How many lines in the records below hold the string "deoarece"? Answer with the number alone.

### [RAW DATA]
^^^^^^^^

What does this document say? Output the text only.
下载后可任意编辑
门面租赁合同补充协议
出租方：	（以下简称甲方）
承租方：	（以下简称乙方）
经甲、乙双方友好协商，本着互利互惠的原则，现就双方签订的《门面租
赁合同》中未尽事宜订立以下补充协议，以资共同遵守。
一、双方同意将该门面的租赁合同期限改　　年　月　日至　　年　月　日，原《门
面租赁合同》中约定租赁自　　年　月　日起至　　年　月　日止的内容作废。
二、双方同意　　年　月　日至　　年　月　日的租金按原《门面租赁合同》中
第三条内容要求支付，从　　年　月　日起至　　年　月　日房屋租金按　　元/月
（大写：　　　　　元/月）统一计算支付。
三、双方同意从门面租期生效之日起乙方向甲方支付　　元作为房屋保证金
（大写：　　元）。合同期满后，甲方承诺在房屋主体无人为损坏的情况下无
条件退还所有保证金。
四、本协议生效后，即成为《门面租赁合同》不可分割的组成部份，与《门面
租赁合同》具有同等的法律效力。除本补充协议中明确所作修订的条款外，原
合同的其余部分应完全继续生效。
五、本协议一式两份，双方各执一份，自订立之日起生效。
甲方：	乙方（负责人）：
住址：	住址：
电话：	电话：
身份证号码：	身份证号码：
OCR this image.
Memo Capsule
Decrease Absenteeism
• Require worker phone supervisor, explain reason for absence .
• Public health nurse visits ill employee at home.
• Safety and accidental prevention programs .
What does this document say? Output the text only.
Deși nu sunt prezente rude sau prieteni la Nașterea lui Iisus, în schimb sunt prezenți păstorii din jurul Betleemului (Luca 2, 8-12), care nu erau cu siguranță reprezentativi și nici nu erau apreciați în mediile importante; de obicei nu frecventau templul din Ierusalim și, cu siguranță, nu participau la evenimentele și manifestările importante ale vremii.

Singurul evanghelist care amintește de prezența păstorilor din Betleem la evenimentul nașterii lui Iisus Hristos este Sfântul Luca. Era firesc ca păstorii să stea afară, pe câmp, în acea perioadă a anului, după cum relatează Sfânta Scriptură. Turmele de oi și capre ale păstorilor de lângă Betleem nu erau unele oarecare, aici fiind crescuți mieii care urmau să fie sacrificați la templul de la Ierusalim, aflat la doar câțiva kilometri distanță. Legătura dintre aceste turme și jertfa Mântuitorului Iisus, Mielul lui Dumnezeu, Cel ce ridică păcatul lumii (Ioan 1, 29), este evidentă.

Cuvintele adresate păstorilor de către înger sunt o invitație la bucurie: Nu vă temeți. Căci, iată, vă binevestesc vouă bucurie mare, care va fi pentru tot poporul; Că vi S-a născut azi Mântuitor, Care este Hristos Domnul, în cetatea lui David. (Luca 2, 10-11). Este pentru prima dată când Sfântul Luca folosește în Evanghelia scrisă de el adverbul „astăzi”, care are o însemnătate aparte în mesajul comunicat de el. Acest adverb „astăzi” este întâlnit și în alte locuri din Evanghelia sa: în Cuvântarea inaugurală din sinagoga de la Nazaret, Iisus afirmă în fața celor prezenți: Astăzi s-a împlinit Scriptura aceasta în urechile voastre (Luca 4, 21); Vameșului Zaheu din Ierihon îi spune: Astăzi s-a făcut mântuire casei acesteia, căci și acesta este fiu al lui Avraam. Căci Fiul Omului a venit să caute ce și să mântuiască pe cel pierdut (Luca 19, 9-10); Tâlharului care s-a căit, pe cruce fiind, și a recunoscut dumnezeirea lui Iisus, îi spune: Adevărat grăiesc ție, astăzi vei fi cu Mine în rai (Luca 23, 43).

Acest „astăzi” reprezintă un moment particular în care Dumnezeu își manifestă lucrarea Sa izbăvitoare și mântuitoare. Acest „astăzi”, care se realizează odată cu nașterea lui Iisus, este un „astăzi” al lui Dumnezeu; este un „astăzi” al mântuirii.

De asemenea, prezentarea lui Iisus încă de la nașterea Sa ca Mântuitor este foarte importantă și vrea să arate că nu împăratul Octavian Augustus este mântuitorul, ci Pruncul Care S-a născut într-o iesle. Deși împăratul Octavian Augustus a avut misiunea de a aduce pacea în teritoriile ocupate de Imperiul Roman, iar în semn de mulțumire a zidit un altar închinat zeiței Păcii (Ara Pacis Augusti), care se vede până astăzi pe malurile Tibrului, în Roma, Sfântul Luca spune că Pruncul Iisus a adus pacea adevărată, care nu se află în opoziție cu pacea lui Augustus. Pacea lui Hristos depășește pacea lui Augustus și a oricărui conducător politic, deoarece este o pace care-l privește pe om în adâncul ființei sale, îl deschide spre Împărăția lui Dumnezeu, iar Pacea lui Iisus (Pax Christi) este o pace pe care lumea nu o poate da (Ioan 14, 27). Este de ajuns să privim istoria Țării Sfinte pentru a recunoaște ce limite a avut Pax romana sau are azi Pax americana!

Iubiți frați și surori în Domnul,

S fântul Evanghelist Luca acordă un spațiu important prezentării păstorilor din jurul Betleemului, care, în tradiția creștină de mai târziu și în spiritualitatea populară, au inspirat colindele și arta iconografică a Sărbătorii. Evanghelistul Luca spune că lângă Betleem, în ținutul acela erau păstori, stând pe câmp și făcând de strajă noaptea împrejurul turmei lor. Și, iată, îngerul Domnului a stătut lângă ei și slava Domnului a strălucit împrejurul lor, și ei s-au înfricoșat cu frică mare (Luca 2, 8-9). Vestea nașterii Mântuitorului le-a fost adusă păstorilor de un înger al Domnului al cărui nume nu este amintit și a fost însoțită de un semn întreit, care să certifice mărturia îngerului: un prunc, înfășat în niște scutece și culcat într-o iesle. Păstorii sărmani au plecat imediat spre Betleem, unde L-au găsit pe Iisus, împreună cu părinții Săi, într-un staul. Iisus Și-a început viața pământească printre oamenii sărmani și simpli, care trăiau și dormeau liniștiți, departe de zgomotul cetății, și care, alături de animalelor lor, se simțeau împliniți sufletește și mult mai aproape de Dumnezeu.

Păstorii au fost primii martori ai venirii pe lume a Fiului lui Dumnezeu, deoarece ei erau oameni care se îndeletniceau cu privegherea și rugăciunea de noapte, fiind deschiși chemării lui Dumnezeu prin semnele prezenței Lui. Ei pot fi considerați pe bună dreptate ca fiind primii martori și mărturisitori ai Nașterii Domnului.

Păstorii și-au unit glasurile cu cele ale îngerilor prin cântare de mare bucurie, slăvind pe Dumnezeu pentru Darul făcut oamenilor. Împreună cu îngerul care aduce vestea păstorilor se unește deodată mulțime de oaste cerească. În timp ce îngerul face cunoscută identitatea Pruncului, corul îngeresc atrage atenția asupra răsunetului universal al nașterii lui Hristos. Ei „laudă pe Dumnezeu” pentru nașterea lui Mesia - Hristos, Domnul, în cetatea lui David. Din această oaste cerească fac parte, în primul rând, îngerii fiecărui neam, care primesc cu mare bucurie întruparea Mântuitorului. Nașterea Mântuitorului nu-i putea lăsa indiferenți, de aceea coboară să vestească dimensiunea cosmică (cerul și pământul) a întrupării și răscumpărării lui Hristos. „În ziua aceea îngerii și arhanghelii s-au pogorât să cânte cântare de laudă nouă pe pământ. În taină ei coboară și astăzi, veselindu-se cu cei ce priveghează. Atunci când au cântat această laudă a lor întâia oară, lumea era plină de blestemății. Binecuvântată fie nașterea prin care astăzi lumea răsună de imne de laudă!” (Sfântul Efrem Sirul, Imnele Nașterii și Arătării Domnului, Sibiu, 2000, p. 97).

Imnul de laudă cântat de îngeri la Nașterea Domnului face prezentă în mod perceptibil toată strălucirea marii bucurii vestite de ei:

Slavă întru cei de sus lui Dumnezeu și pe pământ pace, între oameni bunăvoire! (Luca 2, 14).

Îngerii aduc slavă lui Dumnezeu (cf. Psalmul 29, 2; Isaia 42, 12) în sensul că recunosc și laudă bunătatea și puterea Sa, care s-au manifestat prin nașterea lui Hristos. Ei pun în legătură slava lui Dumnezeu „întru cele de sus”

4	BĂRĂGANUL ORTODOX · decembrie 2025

^^^^^^^^

### [WRITTEN RESPONSE]
2